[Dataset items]
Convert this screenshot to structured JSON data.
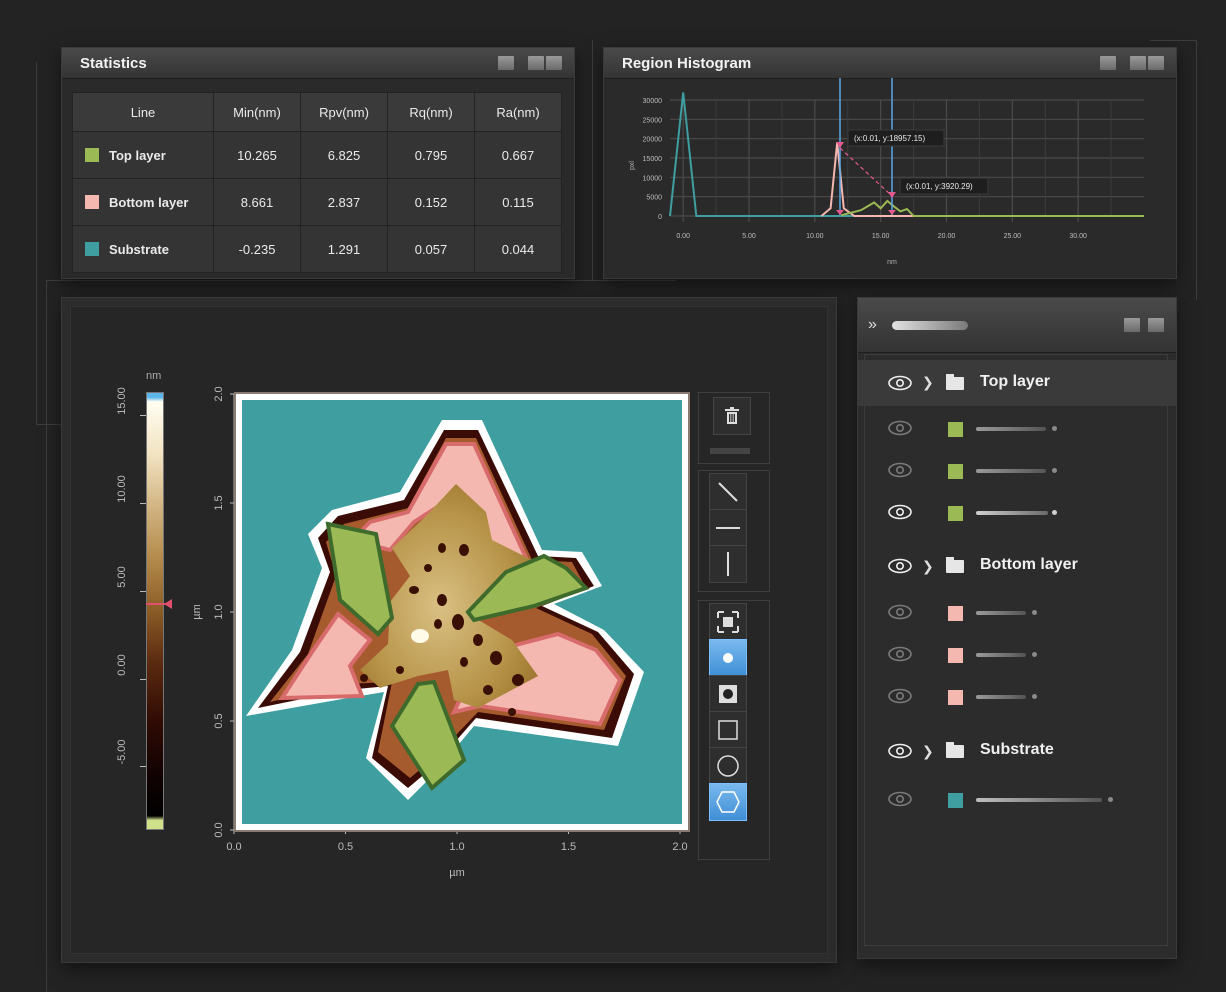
{
  "statistics": {
    "title": "Statistics",
    "columns": [
      "Line",
      "Min(nm)",
      "Rpv(nm)",
      "Rq(nm)",
      "Ra(nm)"
    ],
    "rows": [
      {
        "name": "Top layer",
        "color": "#9bb954",
        "min": "10.265",
        "rpv": "6.825",
        "rq": "0.795",
        "ra": "0.667"
      },
      {
        "name": "Bottom layer",
        "color": "#f4b8b0",
        "min": "8.661",
        "rpv": "2.837",
        "rq": "0.152",
        "ra": "0.115"
      },
      {
        "name": "Substrate",
        "color": "#3e9ea0",
        "min": "-0.235",
        "rpv": "1.291",
        "rq": "0.057",
        "ra": "0.044"
      }
    ]
  },
  "histogram": {
    "title": "Region Histogram",
    "y_ticks": [
      "30000",
      "25000",
      "20000",
      "15000",
      "10000",
      "5000",
      "0"
    ],
    "x_ticks": [
      "0.00",
      "5.00",
      "10.00",
      "15.00",
      "20.00",
      "25.00",
      "30.00"
    ],
    "xlabel": "nm",
    "ylabel": "pxl",
    "tooltip1": "(x:0.01,  y:18957.15)",
    "tooltip2": "(x:0.01,  y:3920.29)"
  },
  "image_view": {
    "colorbar_unit": "nm",
    "colorbar_ticks": [
      "15.00",
      "10.00",
      "5.00",
      "0.00",
      "-5.00"
    ],
    "y_ticks": [
      "2.0",
      "1.5",
      "1.0",
      "0.5",
      "0.0"
    ],
    "x_ticks": [
      "0.0",
      "0.5",
      "1.0",
      "1.5",
      "2.0"
    ],
    "xlabel": "µm",
    "ylabel": "µm"
  },
  "layers": {
    "groups": [
      {
        "label": "Top layer",
        "color": "#9bb954"
      },
      {
        "label": "Bottom layer",
        "color": "#f4b8b0"
      },
      {
        "label": "Substrate",
        "color": "#3e9ea0"
      }
    ]
  },
  "chart_data": {
    "type": "line",
    "title": "Region Histogram",
    "xlabel": "nm",
    "ylabel": "pxl",
    "xlim": [
      -1,
      35
    ],
    "ylim": [
      0,
      30000
    ],
    "series": [
      {
        "name": "Substrate",
        "color": "#3e9ea0",
        "x": [
          -1,
          0,
          1,
          2,
          10,
          20,
          35
        ],
        "y": [
          0,
          32000,
          0,
          0,
          0,
          0,
          0
        ]
      },
      {
        "name": "Bottom layer",
        "color": "#f4b8b0",
        "x": [
          10.5,
          11.2,
          11.7,
          12.2,
          13,
          20,
          35
        ],
        "y": [
          0,
          2000,
          19000,
          2000,
          0,
          0,
          0
        ]
      },
      {
        "name": "Top layer",
        "color": "#9bb954",
        "x": [
          12,
          13.5,
          14.5,
          15,
          15.5,
          16,
          16.5,
          17,
          17.5,
          20,
          35
        ],
        "y": [
          200,
          1500,
          3500,
          2000,
          3900,
          2500,
          1200,
          1800,
          0,
          0,
          0
        ]
      }
    ]
  }
}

• _To be done_: Return the entries unchanged, save for the pictures, which do not belong in the copy.

• _Completed exercise_:
Convert this screenshot to structured JSON data.
{
  "statistics": {
    "title": "Statistics",
    "columns": [
      "Line",
      "Min(nm)",
      "Rpv(nm)",
      "Rq(nm)",
      "Ra(nm)"
    ],
    "rows": [
      {
        "name": "Top layer",
        "color": "#9bb954",
        "min": "10.265",
        "rpv": "6.825",
        "rq": "0.795",
        "ra": "0.667"
      },
      {
        "name": "Bottom layer",
        "color": "#f4b8b0",
        "min": "8.661",
        "rpv": "2.837",
        "rq": "0.152",
        "ra": "0.115"
      },
      {
        "name": "Substrate",
        "color": "#3e9ea0",
        "min": "-0.235",
        "rpv": "1.291",
        "rq": "0.057",
        "ra": "0.044"
      }
    ]
  },
  "histogram": {
    "title": "Region Histogram",
    "y_ticks": [
      "30000",
      "25000",
      "20000",
      "15000",
      "10000",
      "5000",
      "0"
    ],
    "x_ticks": [
      "0.00",
      "5.00",
      "10.00",
      "15.00",
      "20.00",
      "25.00",
      "30.00"
    ],
    "xlabel": "nm",
    "ylabel": "pxl",
    "tooltip1": "(x:0.01,  y:18957.15)",
    "tooltip2": "(x:0.01,  y:3920.29)"
  },
  "image_view": {
    "colorbar_unit": "nm",
    "colorbar_ticks": [
      "15.00",
      "10.00",
      "5.00",
      "0.00",
      "-5.00"
    ],
    "y_ticks": [
      "2.0",
      "1.5",
      "1.0",
      "0.5",
      "0.0"
    ],
    "x_ticks": [
      "0.0",
      "0.5",
      "1.0",
      "1.5",
      "2.0"
    ],
    "xlabel": "µm",
    "ylabel": "µm"
  },
  "layers": {
    "groups": [
      {
        "label": "Top layer",
        "color": "#9bb954"
      },
      {
        "label": "Bottom layer",
        "color": "#f4b8b0"
      },
      {
        "label": "Substrate",
        "color": "#3e9ea0"
      }
    ]
  },
  "chart_data": {
    "type": "line",
    "title": "Region Histogram",
    "xlabel": "nm",
    "ylabel": "pxl",
    "xlim": [
      -1,
      35
    ],
    "ylim": [
      0,
      30000
    ],
    "series": [
      {
        "name": "Substrate",
        "color": "#3e9ea0",
        "x": [
          -1,
          0,
          1,
          2,
          10,
          20,
          35
        ],
        "y": [
          0,
          32000,
          0,
          0,
          0,
          0,
          0
        ]
      },
      {
        "name": "Bottom layer",
        "color": "#f4b8b0",
        "x": [
          10.5,
          11.2,
          11.7,
          12.2,
          13,
          20,
          35
        ],
        "y": [
          0,
          2000,
          19000,
          2000,
          0,
          0,
          0
        ]
      },
      {
        "name": "Top layer",
        "color": "#9bb954",
        "x": [
          12,
          13.5,
          14.5,
          15,
          15.5,
          16,
          16.5,
          17,
          17.5,
          20,
          35
        ],
        "y": [
          200,
          1500,
          3500,
          2000,
          3900,
          2500,
          1200,
          1800,
          0,
          0,
          0
        ]
      }
    ]
  }
}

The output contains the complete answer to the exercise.